_Work to be completed_
Please give the entries again in full and exactly, without any picture.

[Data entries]

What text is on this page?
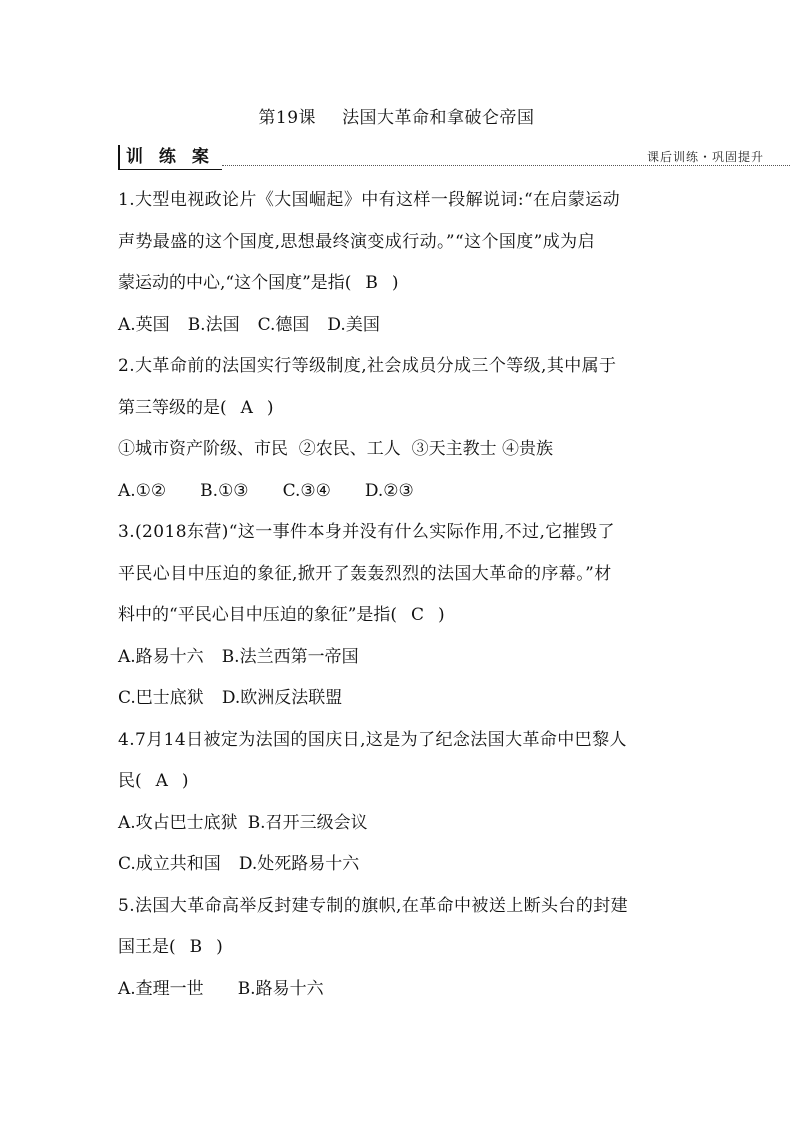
第19课 法国大革命和拿破仑帝国
训 练 案	课后训练・巩固提升
1.大型电视政论片《大国崛起》中有这样一段解说词:“在启蒙运动
声势最盛的这个国度,思想最终演变成行动。”“这个国度”成为启
蒙运动的中心,“这个国度”是指( B )
A.英国 B.法国 C.德国 D.美国
2.大革命前的法国实行等级制度,社会成员分成三个等级,其中属于
第三等级的是( A )
①城市资产阶级、市民  ②农民、工人  ③天主教士 ④贵族
A.①② B.①③ C.③④ D.②③
3.(2018东营)“这一事件本身并没有什么实际作用,不过,它摧毁了
平民心目中压迫的象征,掀开了轰轰烈烈的法国大革命的序幕。”材
料中的“平民心目中压迫的象征”是指( C )
A.路易十六 B.法兰西第一帝国
C.巴士底狱 D.欧洲反法联盟
4.7月14日被定为法国的国庆日,这是为了纪念法国大革命中巴黎人
民( A )
A.攻占巴士底狱 B.召开三级会议
C.成立共和国 D.处死路易十六
5.法国大革命高举反封建专制的旗帜,在革命中被送上断头台的封建
国王是( B )
A.查理一世 B.路易十六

_Result_
What text is on this page?
第19课 法国大革命和拿破仑帝国
训 练 案	课后训练・巩固提升
1.大型电视政论片《大国崛起》中有这样一段解说词:“在启蒙运动
声势最盛的这个国度,思想最终演变成行动。”“这个国度”成为启
蒙运动的中心,“这个国度”是指( B )
A.英国 B.法国 C.德国 D.美国
2.大革命前的法国实行等级制度,社会成员分成三个等级,其中属于
第三等级的是( A )
①城市资产阶级、市民  ②农民、工人  ③天主教士 ④贵族
A.①② B.①③ C.③④ D.②③
3.(2018东营)“这一事件本身并没有什么实际作用,不过,它摧毁了
平民心目中压迫的象征,掀开了轰轰烈烈的法国大革命的序幕。”材
料中的“平民心目中压迫的象征”是指( C )
A.路易十六 B.法兰西第一帝国
C.巴士底狱 D.欧洲反法联盟
4.7月14日被定为法国的国庆日,这是为了纪念法国大革命中巴黎人
民( A )
A.攻占巴士底狱 B.召开三级会议
C.成立共和国 D.处死路易十六
5.法国大革命高举反封建专制的旗帜,在革命中被送上断头台的封建
国王是( B )
A.查理一世 B.路易十六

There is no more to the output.